▸ Extracted records:
══════

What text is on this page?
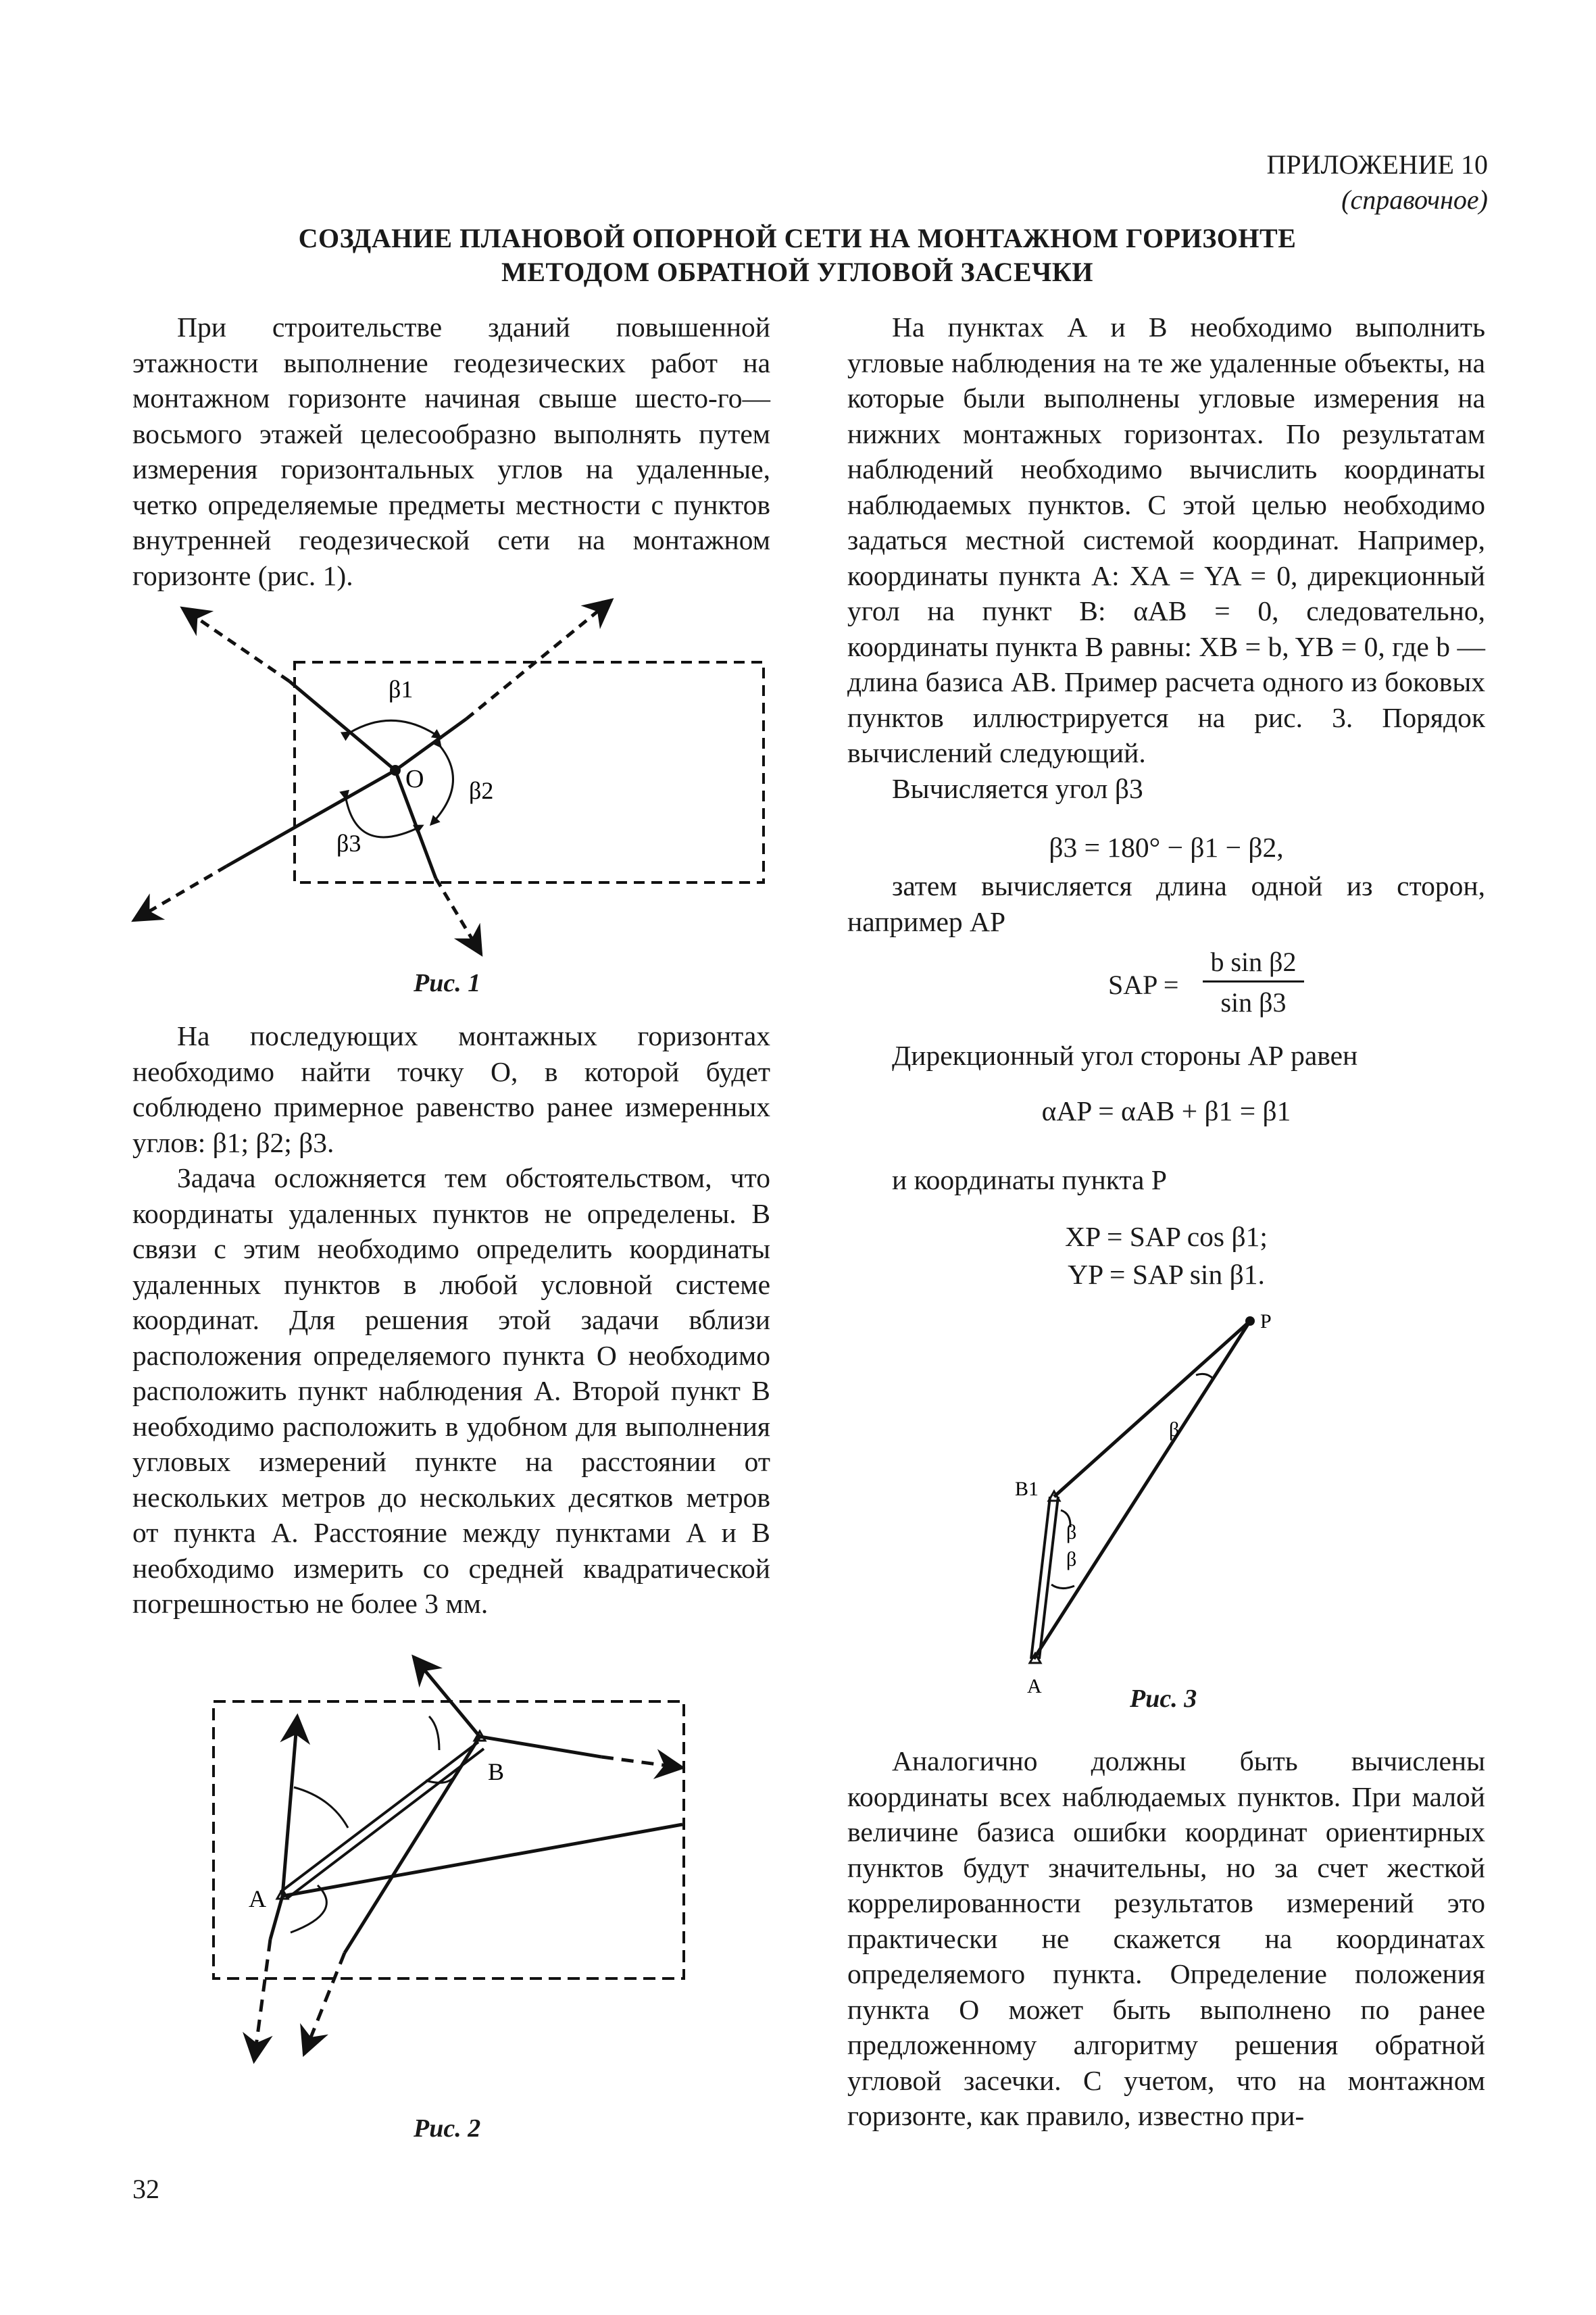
ПРИЛОЖЕНИЕ 10
(справочное)
СОЗДАНИЕ ПЛАНОВОЙ ОПОРНОЙ СЕТИ НА МОНТАЖНОМ ГОРИЗОНТЕ
МЕТОДОМ ОБРАТНОЙ УГЛОВОЙ ЗАСЕЧКИ

При строительстве зданий повышенной этажности выполнение геодезических работ на монтажном горизонте начиная свыше шесто-го—восьмого этажей целесообразно выполнять путем измерения горизонтальных углов на удаленные, четко определяемые предметы местности с пунктов внутренней геодезической сети на монтажном горизонте (рис. 1).

О
β1
β2
β3
Рис. 1

На последующих монтажных горизонтах необходимо найти точку О, в которой будет соблюдено примерное равенство ранее измеренных углов: β1; β2; β3.

Задача осложняется тем обстоятельством, что координаты удаленных пунктов не определены. В связи с этим необходимо определить координаты удаленных пунктов в любой условной системе координат. Для решения этой задачи вблизи расположения определяемого пункта О необходимо расположить пункт наблюдения А. Второй пункт В необходимо расположить в удобном для выполнения угловых измерений пункте на расстоянии от нескольких метров до нескольких десятков метров от пункта А. Расстояние между пунктами А и В необходимо измерить со средней квадратической погрешностью не более 3 мм.

А
В
Рис. 2

На пунктах А и В необходимо выполнить угловые наблюдения на те же удаленные объекты, на которые были выполнены угловые измерения на нижних монтажных горизонтах. По результатам наблюдений необходимо вычислить координаты наблюдаемых пунктов. С этой целью необходимо задаться местной системой координат. Например, координаты пункта А: XA = YA = 0, дирекционный угол на пункт В: αAB = 0, следовательно, координаты пункта В равны: XB = b, YB = 0, где b — длина базиса АВ. Пример расчета одного из боковых пунктов иллюстрируется на рис. 3. Порядок вычислений следующий.

Вычисляется угол β3

β3 = 180° − β1 − β2,

затем вычисляется длина одной из сторон, например АР

SAP =
b sin β2
sin β3

Дирекционный угол стороны АР равен

αAP = αAB + β1 = β1

и координаты пункта Р

XP = SAP cos β1;
YP = SAP sin β1.
P
А
B1
β
β
β
Рис. 3

Аналогично должны быть вычислены координаты всех наблюдаемых пунктов. При малой величине базиса ошибки координат ориентирных пунктов будут значительны, но за счет жесткой коррелированности результатов измерений это практически не скажется на координатах определяемого пункта. Определение положения пункта О может быть выполнено по ранее предложенному алгоритму решения обратной угловой засечки. С учетом, что на монтажном горизонте, как правило, известно при-

32
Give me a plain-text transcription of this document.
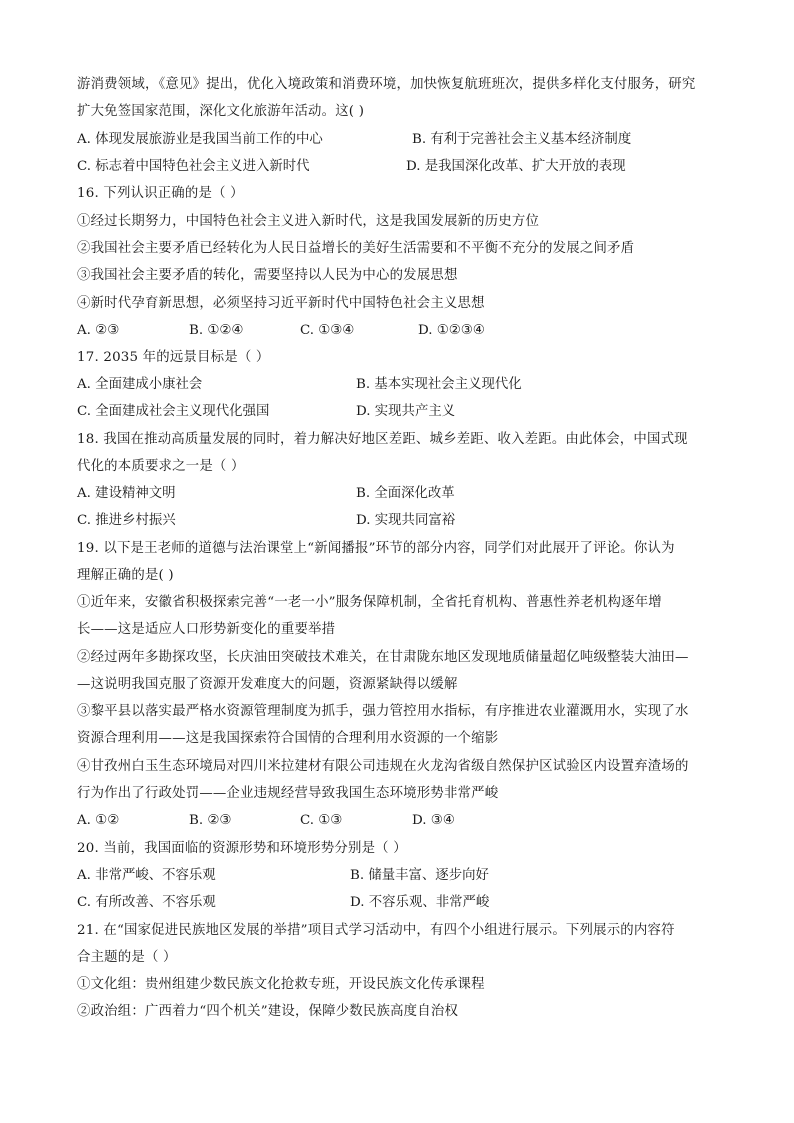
游消费领域，《意见》提出，优化入境政策和消费环境，加快恢复航班班次，提供多样化支付服务，研究
扩大免签国家范围，深化文化旅游年活动。这( )
A. 体现发展旅游业是我国当前工作的中心	B. 有利于完善社会主义基本经济制度
C. 标志着中国特色社会主义进入新时代	D. 是我国深化改革、扩大开放的表现
16. 下列认识正确的是（ ）
①经过长期努力，中国特色社会主义进入新时代，这是我国发展新的历史方位
②我国社会主要矛盾已经转化为人民日益增长的美好生活需要和不平衡不充分的发展之间矛盾
③我国社会主要矛盾的转化，需要坚持以人民为中心的发展思想
④新时代孕育新思想，必须坚持习近平新时代中国特色社会主义思想
A. ②③	B. ①②④	C. ①③④	D. ①②③④
17. 2035 年的远景目标是（ ）
A. 全面建成小康社会	B. 基本实现社会主义现代化
C. 全面建成社会主义现代化强国	D. 实现共产主义
18. 我国在推动高质量发展的同时，着力解决好地区差距、城乡差距、收入差距。由此体会，中国式现
代化的本质要求之一是（ ）
A. 建设精神文明	B. 全面深化改革
C. 推进乡村振兴	D. 实现共同富裕
19. 以下是王老师的道德与法治课堂上“新闻播报”环节的部分内容，同学们对此展开了评论。你认为
理解正确的是( )
①近年来，安徽省积极探索完善“一老一小”服务保障机制，全省托育机构、普惠性养老机构逐年增
长——这是适应人口形势新变化的重要举措
②经过两年多勘探攻坚，长庆油田突破技术难关，在甘肃陇东地区发现地质储量超亿吨级整装大油田—
—这说明我国克服了资源开发难度大的问题，资源紧缺得以缓解
③黎平县以落实最严格水资源管理制度为抓手，强力管控用水指标，有序推进农业灌溉用水，实现了水
资源合理利用——这是我国探索符合国情的合理利用水资源的一个缩影
④甘孜州白玉生态环境局对四川米拉建材有限公司违规在火龙沟省级自然保护区试验区内设置弃渣场的
行为作出了行政处罚——企业违规经营导致我国生态环境形势非常严峻
A. ①②	B. ②③	C. ①③	D. ③④
20. 当前，我国面临的资源形势和环境形势分别是（ ）
A. 非常严峻、不容乐观	B. 储量丰富、逐步向好
C. 有所改善、不容乐观	D. 不容乐观、非常严峻
21. 在“国家促进民族地区发展的举措”项目式学习活动中，有四个小组进行展示。下列展示的内容符
合主题的是（ ）
①文化组：贵州组建少数民族文化抢救专班，开设民族文化传承课程
②政治组：广西着力“四个机关”建设，保障少数民族高度自治权
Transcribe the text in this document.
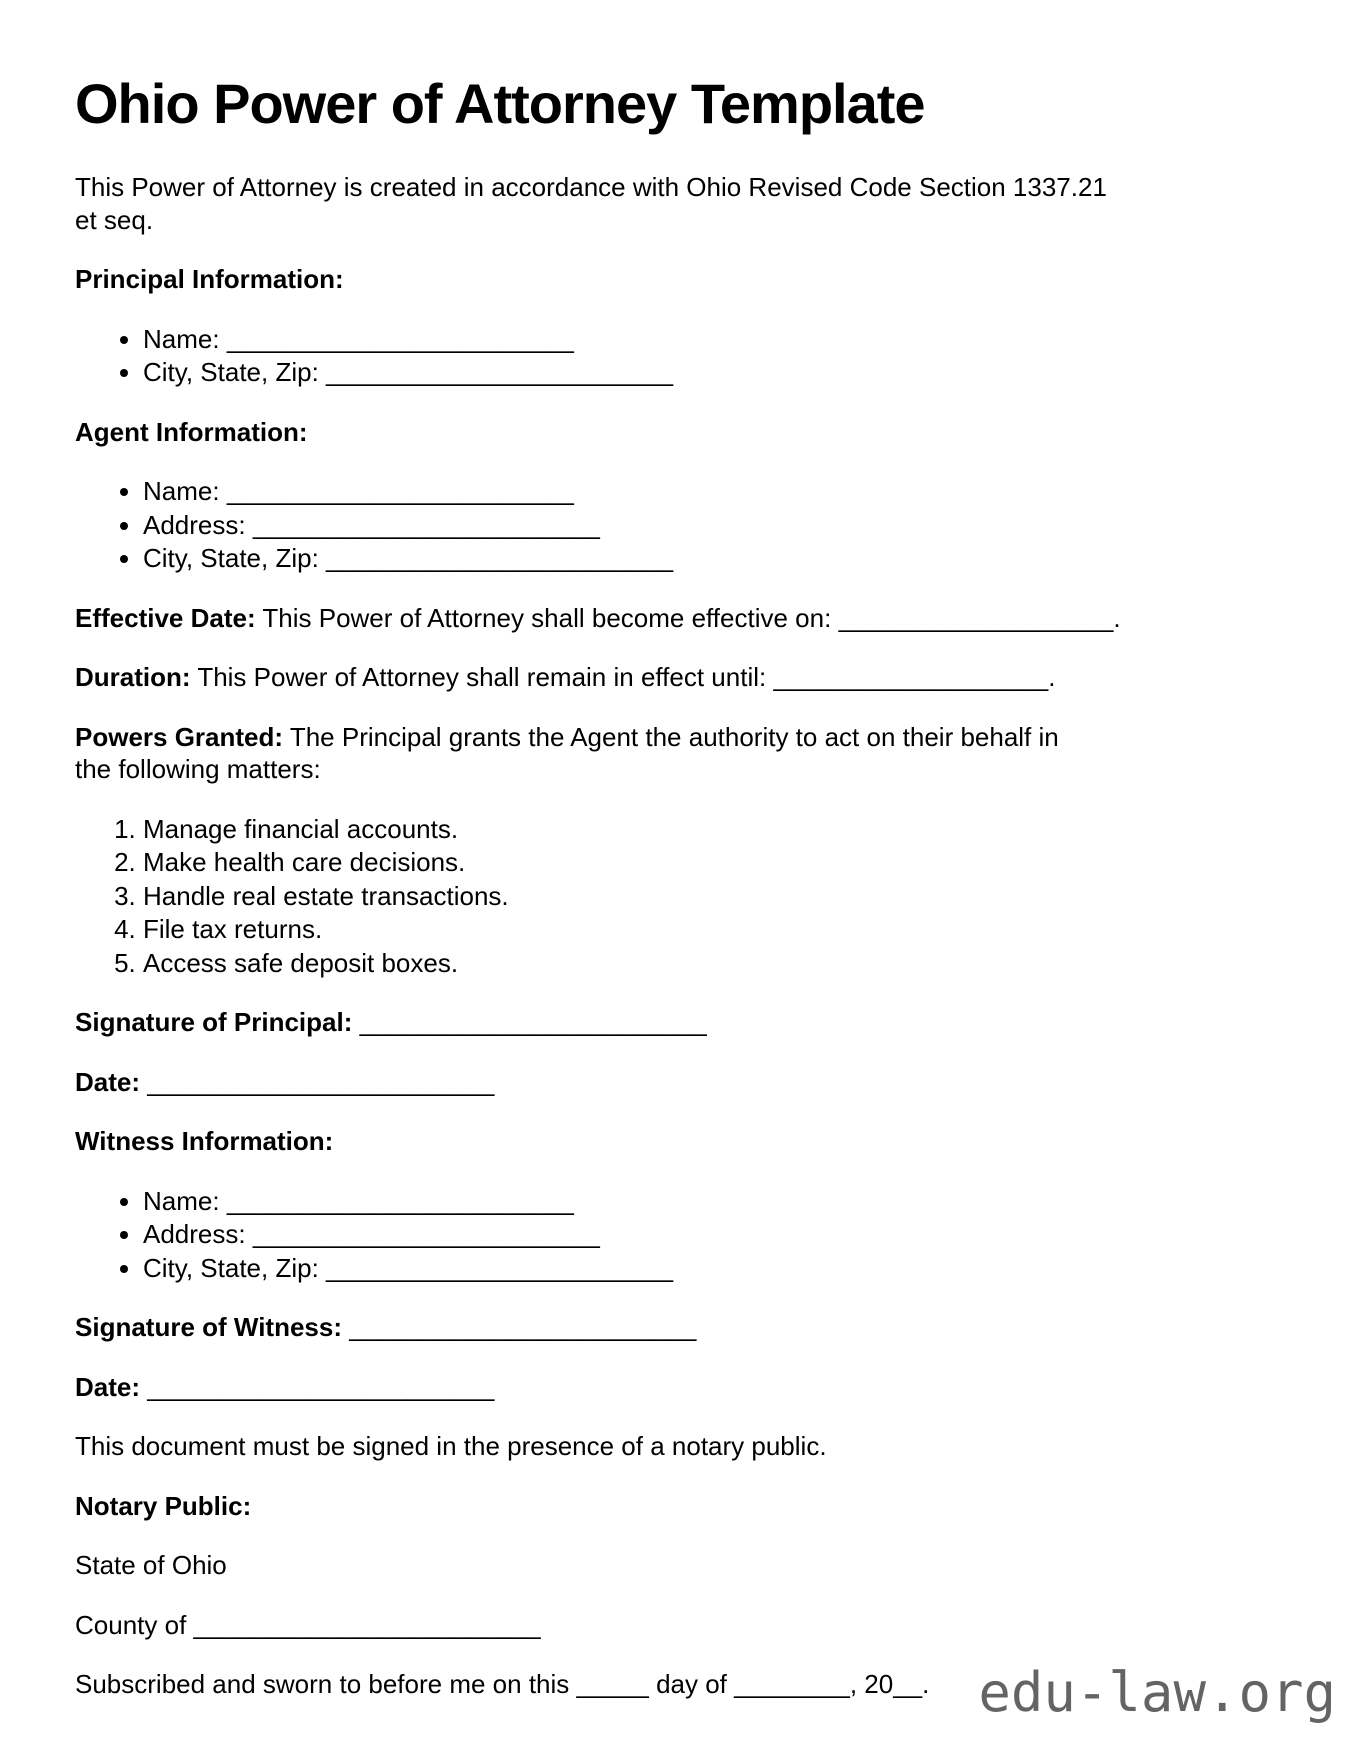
Ohio Power of Attorney Template

This Power of Attorney is created in accordance with Ohio Revised Code Section 1337.21
et seq.

Principal Information:

• Name: ________________________
• City, State, Zip: ________________________

Agent Information:

• Name: ________________________
• Address: ________________________
• City, State, Zip: ________________________

Effective Date: This Power of Attorney shall become effective on: ___________________.

Duration: This Power of Attorney shall remain in effect until: ___________________.

Powers Granted: The Principal grants the Agent the authority to act on their behalf in
the following matters:

1. Manage financial accounts.
2. Make health care decisions.
3. Handle real estate transactions.
4. File tax returns.
5. Access safe deposit boxes.

Signature of Principal: ________________________

Date: ________________________

Witness Information:

• Name: ________________________
• Address: ________________________
• City, State, Zip: ________________________

Signature of Witness: ________________________

Date: ________________________

This document must be signed in the presence of a notary public.

Notary Public:

State of Ohio

County of ________________________

Subscribed and sworn to before me on this _____ day of ________, 20__. edu-law.org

══════

Look through the entries above and report each line where the string "наблюдаемых" occurs.

На пунктах А и В необходимо выполнить угловые наблюдения на те же удаленные объекты, на которые были выполнены угловые измерения на нижних монтажных горизонтах. По результатам наблюдений необходимо вычислить координаты наблюдаемых пунктов. С этой целью необходимо задаться местной системой координат. Например, координаты пункта А: XA = YA = 0, дирекционный угол на пункт В: αAB = 0, следовательно, координаты пункта В равны: XB = b, YB = 0, где b — длина базиса АВ. Пример расчета одного из боковых пунктов иллюстрируется на рис. 3. Порядок вычислений следующий.
Аналогично должны быть вычислены координаты всех наблюдаемых пунктов. При малой величине базиса ошибки координат ориентирных пунктов будут значительны, но за счет жесткой коррелированности результатов измерений это практически не скажется на координатах определяемого пункта. Определение положения пункта О может быть выполнено по ранее предложенному алгоритму решения обратной угловой засечки. С учетом, что на монтажном горизонте, как правило, известно при-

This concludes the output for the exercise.